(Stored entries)
****

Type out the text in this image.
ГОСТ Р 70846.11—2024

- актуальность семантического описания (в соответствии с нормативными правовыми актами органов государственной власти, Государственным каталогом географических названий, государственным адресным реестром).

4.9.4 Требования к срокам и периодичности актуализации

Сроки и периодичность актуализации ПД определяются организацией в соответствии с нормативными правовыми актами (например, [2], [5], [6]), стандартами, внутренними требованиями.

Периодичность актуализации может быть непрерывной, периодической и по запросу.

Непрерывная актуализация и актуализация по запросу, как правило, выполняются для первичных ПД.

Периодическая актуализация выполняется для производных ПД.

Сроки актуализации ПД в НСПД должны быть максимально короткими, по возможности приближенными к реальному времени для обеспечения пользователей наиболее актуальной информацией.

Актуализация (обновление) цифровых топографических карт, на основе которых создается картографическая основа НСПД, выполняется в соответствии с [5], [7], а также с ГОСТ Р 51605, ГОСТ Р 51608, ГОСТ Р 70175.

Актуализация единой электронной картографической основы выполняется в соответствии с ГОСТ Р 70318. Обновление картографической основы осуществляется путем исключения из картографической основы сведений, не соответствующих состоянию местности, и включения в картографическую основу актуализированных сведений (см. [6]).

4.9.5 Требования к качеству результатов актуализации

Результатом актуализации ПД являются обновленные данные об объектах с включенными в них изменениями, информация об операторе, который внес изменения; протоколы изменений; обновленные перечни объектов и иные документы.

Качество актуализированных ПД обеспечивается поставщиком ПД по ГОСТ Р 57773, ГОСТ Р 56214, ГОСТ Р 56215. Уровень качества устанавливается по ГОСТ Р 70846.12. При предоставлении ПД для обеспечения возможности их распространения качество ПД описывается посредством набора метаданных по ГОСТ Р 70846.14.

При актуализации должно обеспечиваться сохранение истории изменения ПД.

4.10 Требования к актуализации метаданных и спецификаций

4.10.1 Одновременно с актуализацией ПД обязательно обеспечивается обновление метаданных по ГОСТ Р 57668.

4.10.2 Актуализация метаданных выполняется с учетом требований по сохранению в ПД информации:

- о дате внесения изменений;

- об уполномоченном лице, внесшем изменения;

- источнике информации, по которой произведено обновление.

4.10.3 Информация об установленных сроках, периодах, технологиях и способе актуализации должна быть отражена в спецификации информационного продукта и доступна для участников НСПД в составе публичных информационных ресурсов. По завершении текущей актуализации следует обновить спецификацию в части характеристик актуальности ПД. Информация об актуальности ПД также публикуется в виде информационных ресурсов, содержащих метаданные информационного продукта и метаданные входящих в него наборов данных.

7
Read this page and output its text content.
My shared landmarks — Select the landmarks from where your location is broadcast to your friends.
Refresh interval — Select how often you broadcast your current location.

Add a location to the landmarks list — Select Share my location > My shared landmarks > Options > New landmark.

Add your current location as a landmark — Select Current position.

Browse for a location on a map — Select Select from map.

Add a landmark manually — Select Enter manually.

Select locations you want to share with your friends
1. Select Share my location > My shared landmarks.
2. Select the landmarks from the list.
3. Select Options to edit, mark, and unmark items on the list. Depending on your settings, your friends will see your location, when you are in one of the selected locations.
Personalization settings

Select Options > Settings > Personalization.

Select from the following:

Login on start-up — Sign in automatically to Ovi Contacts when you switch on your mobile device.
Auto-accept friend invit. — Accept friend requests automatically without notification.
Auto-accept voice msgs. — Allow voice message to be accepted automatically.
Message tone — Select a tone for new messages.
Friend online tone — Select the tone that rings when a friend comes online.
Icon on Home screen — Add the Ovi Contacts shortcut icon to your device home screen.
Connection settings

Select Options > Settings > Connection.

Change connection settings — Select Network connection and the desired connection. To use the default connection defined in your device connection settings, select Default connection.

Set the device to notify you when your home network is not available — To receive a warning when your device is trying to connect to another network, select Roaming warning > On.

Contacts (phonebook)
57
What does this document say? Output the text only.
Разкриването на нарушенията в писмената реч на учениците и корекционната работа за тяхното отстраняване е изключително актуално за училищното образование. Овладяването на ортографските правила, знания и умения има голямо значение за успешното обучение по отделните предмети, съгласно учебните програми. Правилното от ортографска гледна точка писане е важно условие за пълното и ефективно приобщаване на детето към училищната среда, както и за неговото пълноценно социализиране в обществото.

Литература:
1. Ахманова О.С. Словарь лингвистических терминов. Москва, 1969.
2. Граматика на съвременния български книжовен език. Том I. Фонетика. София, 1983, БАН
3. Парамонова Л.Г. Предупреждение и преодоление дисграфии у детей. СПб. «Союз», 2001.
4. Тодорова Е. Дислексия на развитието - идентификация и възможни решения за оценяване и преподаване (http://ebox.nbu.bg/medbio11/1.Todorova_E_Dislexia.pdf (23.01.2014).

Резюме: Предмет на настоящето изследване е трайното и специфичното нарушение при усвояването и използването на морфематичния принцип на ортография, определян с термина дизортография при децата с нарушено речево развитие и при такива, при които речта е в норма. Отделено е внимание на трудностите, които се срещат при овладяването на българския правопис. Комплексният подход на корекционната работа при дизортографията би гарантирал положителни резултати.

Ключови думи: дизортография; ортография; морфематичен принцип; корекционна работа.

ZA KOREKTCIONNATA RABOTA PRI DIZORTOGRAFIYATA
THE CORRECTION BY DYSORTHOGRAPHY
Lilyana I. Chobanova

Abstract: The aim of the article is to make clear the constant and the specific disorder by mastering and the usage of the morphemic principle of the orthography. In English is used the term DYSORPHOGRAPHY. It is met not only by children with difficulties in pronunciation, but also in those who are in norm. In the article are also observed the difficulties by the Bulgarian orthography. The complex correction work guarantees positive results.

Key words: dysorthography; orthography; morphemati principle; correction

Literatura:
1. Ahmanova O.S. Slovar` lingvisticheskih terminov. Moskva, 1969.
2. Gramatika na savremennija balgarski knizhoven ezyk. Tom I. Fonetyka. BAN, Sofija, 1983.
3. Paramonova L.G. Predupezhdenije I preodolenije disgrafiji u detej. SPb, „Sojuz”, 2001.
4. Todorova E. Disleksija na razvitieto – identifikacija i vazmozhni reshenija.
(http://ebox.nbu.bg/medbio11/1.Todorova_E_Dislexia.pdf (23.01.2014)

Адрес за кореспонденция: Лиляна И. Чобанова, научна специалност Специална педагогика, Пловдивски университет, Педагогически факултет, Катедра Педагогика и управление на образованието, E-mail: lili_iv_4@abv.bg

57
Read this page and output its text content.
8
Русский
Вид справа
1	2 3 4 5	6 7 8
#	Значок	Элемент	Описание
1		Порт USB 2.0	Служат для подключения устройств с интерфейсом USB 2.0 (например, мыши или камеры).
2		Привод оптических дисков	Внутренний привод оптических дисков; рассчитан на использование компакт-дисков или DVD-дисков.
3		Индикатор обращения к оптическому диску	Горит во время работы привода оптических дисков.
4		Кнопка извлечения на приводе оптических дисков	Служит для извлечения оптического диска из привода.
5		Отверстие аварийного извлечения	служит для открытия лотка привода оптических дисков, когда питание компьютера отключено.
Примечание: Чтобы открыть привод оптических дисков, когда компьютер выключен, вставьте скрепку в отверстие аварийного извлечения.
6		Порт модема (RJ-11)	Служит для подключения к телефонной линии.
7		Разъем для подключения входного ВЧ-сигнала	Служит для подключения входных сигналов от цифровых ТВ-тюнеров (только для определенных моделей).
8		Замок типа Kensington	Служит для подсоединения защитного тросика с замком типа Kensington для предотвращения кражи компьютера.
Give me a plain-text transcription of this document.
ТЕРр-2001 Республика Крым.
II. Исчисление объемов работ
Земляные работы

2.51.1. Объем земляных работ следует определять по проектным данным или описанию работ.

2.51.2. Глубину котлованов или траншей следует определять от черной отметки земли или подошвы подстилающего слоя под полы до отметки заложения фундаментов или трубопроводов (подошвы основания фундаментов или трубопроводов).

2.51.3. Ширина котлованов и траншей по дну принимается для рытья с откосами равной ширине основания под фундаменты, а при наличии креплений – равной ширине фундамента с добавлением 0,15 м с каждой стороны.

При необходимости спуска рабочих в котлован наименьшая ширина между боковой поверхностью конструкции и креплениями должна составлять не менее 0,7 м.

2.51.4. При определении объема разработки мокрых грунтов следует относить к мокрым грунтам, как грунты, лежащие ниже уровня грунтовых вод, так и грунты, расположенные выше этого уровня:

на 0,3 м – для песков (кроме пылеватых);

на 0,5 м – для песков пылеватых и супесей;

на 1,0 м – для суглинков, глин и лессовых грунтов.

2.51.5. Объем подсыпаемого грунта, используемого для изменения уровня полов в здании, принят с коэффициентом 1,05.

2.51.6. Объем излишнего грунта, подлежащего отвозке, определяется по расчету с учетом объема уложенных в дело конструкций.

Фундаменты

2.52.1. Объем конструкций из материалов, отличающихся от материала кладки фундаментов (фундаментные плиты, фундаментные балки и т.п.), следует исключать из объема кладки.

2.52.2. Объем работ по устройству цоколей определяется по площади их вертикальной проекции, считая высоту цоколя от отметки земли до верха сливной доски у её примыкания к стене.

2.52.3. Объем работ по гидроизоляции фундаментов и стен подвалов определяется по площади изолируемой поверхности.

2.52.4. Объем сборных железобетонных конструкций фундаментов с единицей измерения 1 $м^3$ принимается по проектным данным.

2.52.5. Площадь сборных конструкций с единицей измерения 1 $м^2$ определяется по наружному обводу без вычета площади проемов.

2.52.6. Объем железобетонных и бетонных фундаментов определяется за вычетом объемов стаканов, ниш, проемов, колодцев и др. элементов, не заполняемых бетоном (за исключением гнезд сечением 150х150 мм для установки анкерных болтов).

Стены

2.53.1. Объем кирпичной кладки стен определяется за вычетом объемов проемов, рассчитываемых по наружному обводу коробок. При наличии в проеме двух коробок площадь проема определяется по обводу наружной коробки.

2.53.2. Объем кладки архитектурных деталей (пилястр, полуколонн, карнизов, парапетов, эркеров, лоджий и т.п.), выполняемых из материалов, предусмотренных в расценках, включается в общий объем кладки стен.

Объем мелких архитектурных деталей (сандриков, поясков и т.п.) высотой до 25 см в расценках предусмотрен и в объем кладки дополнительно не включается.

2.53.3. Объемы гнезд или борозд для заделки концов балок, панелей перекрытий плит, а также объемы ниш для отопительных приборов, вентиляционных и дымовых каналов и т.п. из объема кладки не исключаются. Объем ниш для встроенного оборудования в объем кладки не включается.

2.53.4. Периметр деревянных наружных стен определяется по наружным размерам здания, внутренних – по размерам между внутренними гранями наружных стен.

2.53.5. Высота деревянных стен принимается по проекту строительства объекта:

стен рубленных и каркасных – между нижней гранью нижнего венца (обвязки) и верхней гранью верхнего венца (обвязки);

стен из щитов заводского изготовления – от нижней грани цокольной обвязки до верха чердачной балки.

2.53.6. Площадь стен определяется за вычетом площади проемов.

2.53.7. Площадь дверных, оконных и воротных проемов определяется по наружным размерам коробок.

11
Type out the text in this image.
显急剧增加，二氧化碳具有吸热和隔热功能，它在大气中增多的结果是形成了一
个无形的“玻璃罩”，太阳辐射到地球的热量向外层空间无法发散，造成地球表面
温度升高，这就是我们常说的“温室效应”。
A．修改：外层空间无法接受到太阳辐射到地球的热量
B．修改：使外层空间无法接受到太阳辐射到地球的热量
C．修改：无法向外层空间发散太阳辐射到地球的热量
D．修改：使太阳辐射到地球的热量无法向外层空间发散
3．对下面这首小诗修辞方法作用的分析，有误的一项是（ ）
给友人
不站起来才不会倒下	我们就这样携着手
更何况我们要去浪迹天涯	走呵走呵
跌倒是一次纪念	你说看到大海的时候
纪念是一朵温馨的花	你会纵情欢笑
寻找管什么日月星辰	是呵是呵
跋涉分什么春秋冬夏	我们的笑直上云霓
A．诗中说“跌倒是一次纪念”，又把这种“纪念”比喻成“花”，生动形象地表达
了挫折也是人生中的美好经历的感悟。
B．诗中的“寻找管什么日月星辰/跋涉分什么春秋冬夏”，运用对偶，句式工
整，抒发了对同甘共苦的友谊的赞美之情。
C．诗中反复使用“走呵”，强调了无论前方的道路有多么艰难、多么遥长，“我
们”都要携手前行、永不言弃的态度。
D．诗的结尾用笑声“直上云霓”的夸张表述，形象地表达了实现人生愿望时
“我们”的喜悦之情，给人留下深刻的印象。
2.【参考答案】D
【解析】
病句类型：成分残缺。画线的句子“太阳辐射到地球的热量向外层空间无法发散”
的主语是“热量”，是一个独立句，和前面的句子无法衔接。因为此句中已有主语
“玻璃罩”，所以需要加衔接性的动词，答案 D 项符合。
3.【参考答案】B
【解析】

****

_What the exercise asks_: Locate the word "寻找管什么日月星辰" in the records above, and return each line that has it.

_Answer in full_:
寻找管什么日月星辰	是呵是呵
B．诗中的“寻找管什么日月星辰/跋涉分什么春秋冬夏”，运用对偶，句式工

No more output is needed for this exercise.